> _TRY IT_: Scan the records below for the string "Philadelphia" and return every line where it appears.

Document page transcription items:
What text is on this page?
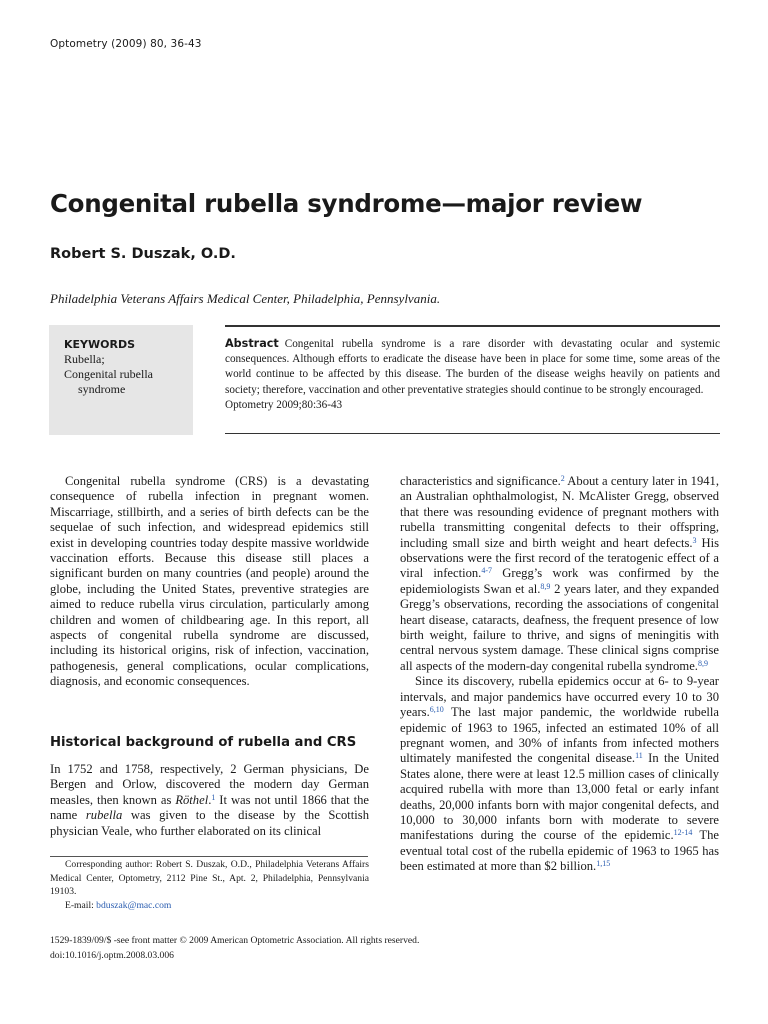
Optometry (2009) 80, 36-43
Congenital rubella syndrome—major review
Robert S. Duszak, O.D.
Philadelphia Veterans Affairs Medical Center, Philadelphia, Pennsylvania.
KEYWORDS
Rubella;
Congenital rubella
syndrome
Abstract Congenital rubella syndrome is a rare disorder with devastating ocular and systemic consequences. Although efforts to eradicate the disease have been in place for some time, some areas of the world continue to be affected by this disease. The burden of the disease weighs heavily on patients and society; therefore, vaccination and other preventative strategies should continue to be strongly encouraged.
Optometry 2009;80:36-43

Congenital rubella syndrome (CRS) is a devastating consequence of rubella infection in pregnant women. Miscarriage, stillbirth, and a series of birth defects can be the sequelae of such infection, and widespread epidemics still exist in developing countries today despite massive worldwide vaccination efforts. Because this disease still places a significant burden on many countries (and people) around the globe, including the United States, preventive strategies are aimed to reduce rubella virus circulation, particularly among children and women of childbearing age. In this report, all aspects of congenital rubella syndrome are discussed, including its historical origins, risk of infection, vaccination, pathogenesis, general complications, ocular complications, diagnosis, and economic consequences.

Historical background of rubella and CRS

In 1752 and 1758, respectively, 2 German physicians, De Bergen and Orlow, discovered the modern day German measles, then known as Röthel.$^1$ It was not until 1866 that the name rubella was given to the disease by the Scottish physician Veale, who further elaborated on its clinical

characteristics and significance.$^2$ About a century later in 1941, an Australian ophthalmologist, N. McAlister Gregg, observed that there was resounding evidence of pregnant mothers with rubella transmitting congenital defects to their offspring, including small size and birth weight and heart defects.$^3$ His observations were the first record of the teratogenic effect of a viral infection.$^{4-7}$ Gregg’s work was confirmed by the epidemiologists Swan et al.$^{8,9}$ 2 years later, and they expanded Gregg’s observations, recording the associations of congenital heart disease, cataracts, deafness, the frequent presence of low birth weight, failure to thrive, and signs of meningitis with central nervous system damage. These clinical signs comprise all aspects of the modern-day congenital rubella syndrome.$^{8,9}$

Since its discovery, rubella epidemics occur at 6- to 9-year intervals, and major pandemics have occurred every 10 to 30 years.$^{6,10}$ The last major pandemic, the worldwide rubella epidemic of 1963 to 1965, infected an estimated 10% of all pregnant women, and 30% of infants from infected mothers ultimately manifested the congenital disease.$^{11}$ In the United States alone, there were at least 12.5 million cases of clinically acquired rubella with more than 13,000 fetal or early infant deaths, 20,000 infants born with major congenital defects, and 10,000 to 30,000 infants born with moderate to severe manifestations during the course of the epidemic.$^{12-14}$ The eventual total cost of the rubella epidemic of 1963 to 1965 has been estimated at more than $2 billion.$^{1,15}$

Corresponding author: Robert S. Duszak, O.D., Philadelphia Veterans Affairs Medical Center, Optometry, 2112 Pine St., Apt. 2, Philadelphia, Pennsylvania 19103.

E-mail: bduszak@mac.com

1529-1839/09/$ -see front matter © 2009 American Optometric Association. All rights reserved.
doi:10.1016/j.optm.2008.03.006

> _RESULT OF THE EXERCISE_:
Philadelphia Veterans Affairs Medical Center, Philadelphia, Pennsylvania.
Corresponding author: Robert S. Duszak, O.D., Philadelphia Veterans Affairs Medical Center, Optometry, 2112 Pine St., Apt. 2, Philadelphia, Pennsylvania 19103.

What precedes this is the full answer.